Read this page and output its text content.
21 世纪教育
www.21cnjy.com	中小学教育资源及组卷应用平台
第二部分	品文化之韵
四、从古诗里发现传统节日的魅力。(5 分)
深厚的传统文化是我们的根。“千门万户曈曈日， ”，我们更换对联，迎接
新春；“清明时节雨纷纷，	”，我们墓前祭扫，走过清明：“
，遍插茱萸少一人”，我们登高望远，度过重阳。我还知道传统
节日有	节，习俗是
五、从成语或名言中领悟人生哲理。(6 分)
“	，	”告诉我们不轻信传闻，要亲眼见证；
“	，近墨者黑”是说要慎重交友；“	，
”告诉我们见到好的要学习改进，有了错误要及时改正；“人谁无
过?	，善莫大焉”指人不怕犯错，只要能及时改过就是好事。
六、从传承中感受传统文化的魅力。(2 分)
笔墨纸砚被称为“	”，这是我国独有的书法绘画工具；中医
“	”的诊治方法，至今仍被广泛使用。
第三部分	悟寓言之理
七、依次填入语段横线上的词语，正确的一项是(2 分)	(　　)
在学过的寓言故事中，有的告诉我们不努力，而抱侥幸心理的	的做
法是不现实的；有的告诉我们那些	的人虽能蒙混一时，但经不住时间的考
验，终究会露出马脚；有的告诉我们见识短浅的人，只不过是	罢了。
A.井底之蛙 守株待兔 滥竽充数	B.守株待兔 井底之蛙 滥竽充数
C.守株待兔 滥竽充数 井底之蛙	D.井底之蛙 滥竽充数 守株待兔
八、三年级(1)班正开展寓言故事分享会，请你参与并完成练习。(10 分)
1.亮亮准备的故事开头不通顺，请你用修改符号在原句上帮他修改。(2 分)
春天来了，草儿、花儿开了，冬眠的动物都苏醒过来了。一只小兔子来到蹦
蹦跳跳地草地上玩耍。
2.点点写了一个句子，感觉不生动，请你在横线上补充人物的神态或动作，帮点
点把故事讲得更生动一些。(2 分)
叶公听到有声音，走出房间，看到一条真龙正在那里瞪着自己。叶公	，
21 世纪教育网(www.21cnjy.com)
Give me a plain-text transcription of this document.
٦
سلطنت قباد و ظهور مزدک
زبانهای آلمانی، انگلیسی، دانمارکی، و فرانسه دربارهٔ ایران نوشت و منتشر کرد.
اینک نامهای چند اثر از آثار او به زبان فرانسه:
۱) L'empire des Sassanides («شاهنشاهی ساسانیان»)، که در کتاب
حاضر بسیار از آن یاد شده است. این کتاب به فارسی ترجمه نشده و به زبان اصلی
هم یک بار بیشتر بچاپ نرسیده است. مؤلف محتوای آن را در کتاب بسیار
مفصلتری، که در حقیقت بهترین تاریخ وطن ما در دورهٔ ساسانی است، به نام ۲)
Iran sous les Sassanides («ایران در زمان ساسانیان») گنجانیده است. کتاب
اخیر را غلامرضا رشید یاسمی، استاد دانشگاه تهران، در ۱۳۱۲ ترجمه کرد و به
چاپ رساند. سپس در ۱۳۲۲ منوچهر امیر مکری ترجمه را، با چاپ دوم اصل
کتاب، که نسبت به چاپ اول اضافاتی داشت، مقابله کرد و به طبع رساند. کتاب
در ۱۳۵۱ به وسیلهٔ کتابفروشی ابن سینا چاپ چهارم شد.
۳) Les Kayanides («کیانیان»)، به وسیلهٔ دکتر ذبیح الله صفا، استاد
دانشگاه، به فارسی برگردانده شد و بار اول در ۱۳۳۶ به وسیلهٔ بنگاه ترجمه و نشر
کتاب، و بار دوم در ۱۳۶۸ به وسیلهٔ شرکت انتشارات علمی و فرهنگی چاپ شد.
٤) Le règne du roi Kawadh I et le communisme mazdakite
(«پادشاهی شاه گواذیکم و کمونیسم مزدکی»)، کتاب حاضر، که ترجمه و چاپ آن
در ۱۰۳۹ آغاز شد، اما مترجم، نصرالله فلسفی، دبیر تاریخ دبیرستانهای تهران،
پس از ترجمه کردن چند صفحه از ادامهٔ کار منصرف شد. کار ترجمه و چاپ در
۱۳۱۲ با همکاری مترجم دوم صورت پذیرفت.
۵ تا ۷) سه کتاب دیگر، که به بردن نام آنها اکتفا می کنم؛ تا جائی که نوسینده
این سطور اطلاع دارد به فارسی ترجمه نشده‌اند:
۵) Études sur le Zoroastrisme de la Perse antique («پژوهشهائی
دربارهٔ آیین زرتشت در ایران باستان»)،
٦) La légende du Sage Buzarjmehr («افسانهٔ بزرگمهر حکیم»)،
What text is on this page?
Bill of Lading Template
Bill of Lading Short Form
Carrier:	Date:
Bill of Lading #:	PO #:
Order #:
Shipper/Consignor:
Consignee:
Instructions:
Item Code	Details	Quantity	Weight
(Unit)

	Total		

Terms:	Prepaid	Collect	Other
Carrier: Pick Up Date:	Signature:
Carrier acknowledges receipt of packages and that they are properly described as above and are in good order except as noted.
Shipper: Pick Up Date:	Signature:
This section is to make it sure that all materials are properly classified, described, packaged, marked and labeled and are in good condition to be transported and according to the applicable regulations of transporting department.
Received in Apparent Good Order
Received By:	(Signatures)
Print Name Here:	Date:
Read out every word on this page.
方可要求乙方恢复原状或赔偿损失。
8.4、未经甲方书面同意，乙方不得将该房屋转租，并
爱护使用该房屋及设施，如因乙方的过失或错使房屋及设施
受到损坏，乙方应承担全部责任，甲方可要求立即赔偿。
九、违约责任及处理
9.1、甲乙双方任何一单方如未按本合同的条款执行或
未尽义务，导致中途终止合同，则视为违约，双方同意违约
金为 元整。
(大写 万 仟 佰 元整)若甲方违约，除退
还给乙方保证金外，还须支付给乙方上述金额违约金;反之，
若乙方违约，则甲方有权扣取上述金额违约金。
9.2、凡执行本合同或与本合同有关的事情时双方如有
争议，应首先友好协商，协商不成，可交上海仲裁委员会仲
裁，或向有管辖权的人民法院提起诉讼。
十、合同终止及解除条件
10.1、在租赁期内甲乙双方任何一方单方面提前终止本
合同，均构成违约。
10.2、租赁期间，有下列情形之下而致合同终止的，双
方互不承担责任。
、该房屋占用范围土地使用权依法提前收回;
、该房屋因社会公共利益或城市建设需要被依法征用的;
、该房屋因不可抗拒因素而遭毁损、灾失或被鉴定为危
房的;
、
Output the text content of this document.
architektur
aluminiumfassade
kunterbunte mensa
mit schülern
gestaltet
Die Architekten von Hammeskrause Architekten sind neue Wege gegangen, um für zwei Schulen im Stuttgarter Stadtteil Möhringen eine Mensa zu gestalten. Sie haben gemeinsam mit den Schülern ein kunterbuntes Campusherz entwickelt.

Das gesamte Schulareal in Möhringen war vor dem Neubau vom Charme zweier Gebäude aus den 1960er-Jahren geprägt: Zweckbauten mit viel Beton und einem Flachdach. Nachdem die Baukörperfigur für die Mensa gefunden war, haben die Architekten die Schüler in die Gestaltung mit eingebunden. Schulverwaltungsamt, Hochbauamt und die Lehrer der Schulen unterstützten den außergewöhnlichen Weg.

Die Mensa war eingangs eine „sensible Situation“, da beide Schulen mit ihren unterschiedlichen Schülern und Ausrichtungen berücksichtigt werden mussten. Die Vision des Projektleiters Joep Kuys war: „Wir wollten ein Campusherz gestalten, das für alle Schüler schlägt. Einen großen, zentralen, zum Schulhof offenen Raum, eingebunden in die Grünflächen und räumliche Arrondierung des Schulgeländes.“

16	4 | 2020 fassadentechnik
■ ■ ■ ■
## Problem to solve
Go through the material and copy out every line with "haben" in it.

## Solution to the problem
Die Architekten von Hammeskrause Architekten sind neue Wege gegangen, um für zwei Schulen im Stuttgarter Stadtteil Möhringen eine Mensa zu gestalten. Sie haben gemeinsam mit den Schülern ein kunterbuntes Campusherz entwickelt.
Das gesamte Schulareal in Möhringen war vor dem Neubau vom Charme zweier Gebäude aus den 1960er-Jahren geprägt: Zweckbauten mit viel Beton und einem Flachdach. Nachdem die Baukörperfigur für die Mensa gefunden war, haben die Architekten die Schüler in die Gestaltung mit eingebunden. Schulverwaltungsamt, Hochbauamt und die Lehrer der Schulen unterstützten den außergewöhnlichen Weg.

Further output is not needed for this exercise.